> _DOCUMENT EXTRACT_
────────

Depending on the size of the table(s), you may also need to update your MySQL config file. At the very least, you may want to shift bytes from key_buffer to innodb_buffer_pool_size. You won't get a fair comparison if you leave the database as being optimized for MyISAM. Read up on all the innodb_* configuration properties.
I think it's quite possible that switching to InnoDB would improve performance, but In my experience, you can't really be sure until you try it. If I were you, I would set up a test environment on the same server, convert to InnoDB and run a benchmark.
From my experience, MyISAM tables are only useful for text indexing where you need good performance with searches on big text, but you still don't need a full fledged search engine like Solr or ElasticSearch.
If you want to switch to InnoDB but want to keep indexing your text in a MyISAM table, I suggest you take a look at this: http://blog.lavoie.sl/2013/05/converting-myisam-to-innodb-keeping-fulltext.html
Also: InnoDB supports live atomic backups using innobackupex from Percona. This is godsent when dealing with production servers.

MySQL vs SQLite + UNIQUE Indexes

For reasons that are irrelevant to this question I'll need to run several SQLite databases instead of the more common MySQL for some of my projects, I would like to know how SQLite compares to MySQL in terms of speed and performance regarding disk I/O (the database will be hosted in a USB 2.0 pen drive).
I've read the Database Speed Comparison page at http://www.sqlite.org/speed.html and I must say I was surprised by the performance of SQLite but since those benchmarks are a bit old I was looking for a more updated benchmark (SQLite 3 vs MySQL 5), again my main concern is disk performance, not CPU/RAM.
Also since I don't have that much experience with SQLite I'm also curious if it has anything similar to the TRIGGER (on update, delete) events in the InnoDB MySQL engine. I also couldn't find any way to declare a field as being UNIQUE like MySQL has, only PRIMARY KEY - is there anything I'm missing?
As a final question I would like to know if a good (preferably free or open source) SQLite database manager exists.
A few questions in there:
In terms of disk I/O limits, I wouldn't imagine that the database engine makes a lot of difference. There might be a few small things, but I think it's mostly just whether the database can read/write data as fast as your application wants it to. Since you'd be using the same amount of data with either MySQL or SQLite, I'd think it won't change much.
SQLite does support triggers: CREATE TRIGGER Syntax
SQLite does support UNIQUE constraints: column constraint definition syntax.
To manage my SQLite databases, I use the Firefox Add-on SQLite Manager. It's quite good, does everything I want it to.
In terms of disk I/O limits, I wouldn't imagine that the database engine makes
a lot of difference.
In Mysql/myISAM the data is stored UNORDERED, so RANGE reads ON PRIMARY KEY will theoretically need to issue several HDD SEEK operations.
In Mysql/InnoDB the data is sorted by PRIMARY KEY, so RANGE reads ON PRIMARY KEY will be done using one DISK SEEK operation (in theory).
To sum that up:
myISAM - data is written on HDD unordered. Slow PRI-KEY range reads if pri key is not AUTO INCREMENT unique field.
InnoDB - data ordered, bad for flash drives (as data needs to be re-ordered after insert = additional writes). Very fast for PRI KEY range reads, slow for writes.
InnoDB is not suitable for flash memory. As seeks are very fast (so you won't get too much benefit from reordering the data), and additional writes needed to maintain the order are damaging to flash memory.
myISAM / innoDB makes a huge difference for conventional and flash drives (i don't know what about SQLite), but i'd rather use mysql/myisam.
I actually prefer using SQLiteSpy http://www.portablefreeware.com/?id=1165 as my SQLite interface.
It supports things like REGEXP which can come in handy.

────────

> _WHAT YOU NEED TO DO_
In the database forum thread, what tool does one reply use to manage SQLite databases?

────────

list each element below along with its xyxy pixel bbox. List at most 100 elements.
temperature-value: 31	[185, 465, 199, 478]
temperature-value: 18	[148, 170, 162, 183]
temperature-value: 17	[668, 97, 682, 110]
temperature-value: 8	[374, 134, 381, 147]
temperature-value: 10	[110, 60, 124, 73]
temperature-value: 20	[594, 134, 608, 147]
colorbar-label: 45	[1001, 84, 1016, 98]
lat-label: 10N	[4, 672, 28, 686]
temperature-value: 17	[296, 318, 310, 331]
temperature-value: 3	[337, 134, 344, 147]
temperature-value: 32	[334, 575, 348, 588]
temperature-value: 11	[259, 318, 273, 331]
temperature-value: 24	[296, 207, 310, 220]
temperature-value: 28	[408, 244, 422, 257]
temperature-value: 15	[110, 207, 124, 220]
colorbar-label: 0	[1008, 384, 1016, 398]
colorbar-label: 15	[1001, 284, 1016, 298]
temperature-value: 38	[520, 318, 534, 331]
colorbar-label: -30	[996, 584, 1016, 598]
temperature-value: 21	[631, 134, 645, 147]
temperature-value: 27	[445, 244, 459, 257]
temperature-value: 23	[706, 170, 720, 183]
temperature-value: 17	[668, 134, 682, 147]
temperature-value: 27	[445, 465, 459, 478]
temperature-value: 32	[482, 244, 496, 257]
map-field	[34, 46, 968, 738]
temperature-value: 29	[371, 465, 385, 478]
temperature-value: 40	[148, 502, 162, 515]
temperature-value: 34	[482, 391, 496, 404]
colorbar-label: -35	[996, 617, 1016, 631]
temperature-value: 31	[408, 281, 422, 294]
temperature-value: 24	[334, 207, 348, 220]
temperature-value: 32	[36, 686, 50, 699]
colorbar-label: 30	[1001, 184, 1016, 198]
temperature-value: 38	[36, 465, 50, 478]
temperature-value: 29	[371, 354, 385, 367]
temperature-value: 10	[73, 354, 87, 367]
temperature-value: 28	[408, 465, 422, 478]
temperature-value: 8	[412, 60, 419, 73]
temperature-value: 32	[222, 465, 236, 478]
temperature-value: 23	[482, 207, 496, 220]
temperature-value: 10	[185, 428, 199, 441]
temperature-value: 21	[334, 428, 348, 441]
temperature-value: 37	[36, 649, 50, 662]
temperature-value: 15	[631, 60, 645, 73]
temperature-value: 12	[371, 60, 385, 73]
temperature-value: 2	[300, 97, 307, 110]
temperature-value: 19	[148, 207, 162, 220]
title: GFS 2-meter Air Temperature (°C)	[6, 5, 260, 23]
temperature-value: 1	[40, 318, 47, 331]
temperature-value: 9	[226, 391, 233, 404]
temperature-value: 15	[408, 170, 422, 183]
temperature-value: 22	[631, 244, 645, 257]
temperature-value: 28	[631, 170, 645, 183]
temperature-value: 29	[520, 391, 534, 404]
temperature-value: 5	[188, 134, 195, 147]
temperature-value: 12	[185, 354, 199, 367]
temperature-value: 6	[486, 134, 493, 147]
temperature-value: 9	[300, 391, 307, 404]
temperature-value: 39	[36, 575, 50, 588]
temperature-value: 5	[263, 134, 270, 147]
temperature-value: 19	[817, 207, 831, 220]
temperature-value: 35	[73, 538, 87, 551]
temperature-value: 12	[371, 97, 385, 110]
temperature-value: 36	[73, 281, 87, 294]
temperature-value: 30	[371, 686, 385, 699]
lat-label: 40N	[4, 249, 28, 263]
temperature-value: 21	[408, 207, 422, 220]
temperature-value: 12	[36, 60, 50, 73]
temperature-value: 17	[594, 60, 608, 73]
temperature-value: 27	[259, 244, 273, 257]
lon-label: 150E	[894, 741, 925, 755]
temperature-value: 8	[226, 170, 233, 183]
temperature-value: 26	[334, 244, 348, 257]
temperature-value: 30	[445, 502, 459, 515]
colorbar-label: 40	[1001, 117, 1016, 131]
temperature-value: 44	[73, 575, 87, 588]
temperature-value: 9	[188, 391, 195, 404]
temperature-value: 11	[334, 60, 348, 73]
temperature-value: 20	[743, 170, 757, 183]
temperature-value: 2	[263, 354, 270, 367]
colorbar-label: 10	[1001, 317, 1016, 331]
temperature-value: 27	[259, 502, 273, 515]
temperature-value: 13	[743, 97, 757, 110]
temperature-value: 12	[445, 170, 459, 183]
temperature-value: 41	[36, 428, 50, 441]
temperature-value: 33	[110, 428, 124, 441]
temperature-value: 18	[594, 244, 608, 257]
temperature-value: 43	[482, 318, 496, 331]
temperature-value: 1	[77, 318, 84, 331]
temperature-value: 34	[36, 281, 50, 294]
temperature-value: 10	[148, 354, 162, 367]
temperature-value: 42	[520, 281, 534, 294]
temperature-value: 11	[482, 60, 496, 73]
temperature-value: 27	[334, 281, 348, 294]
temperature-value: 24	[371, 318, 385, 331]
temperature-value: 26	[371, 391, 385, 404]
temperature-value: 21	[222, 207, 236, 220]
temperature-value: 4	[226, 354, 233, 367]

────────

> _SOLUTION TO THE EXERCISE_
The Firefox add-on SQLite Manager.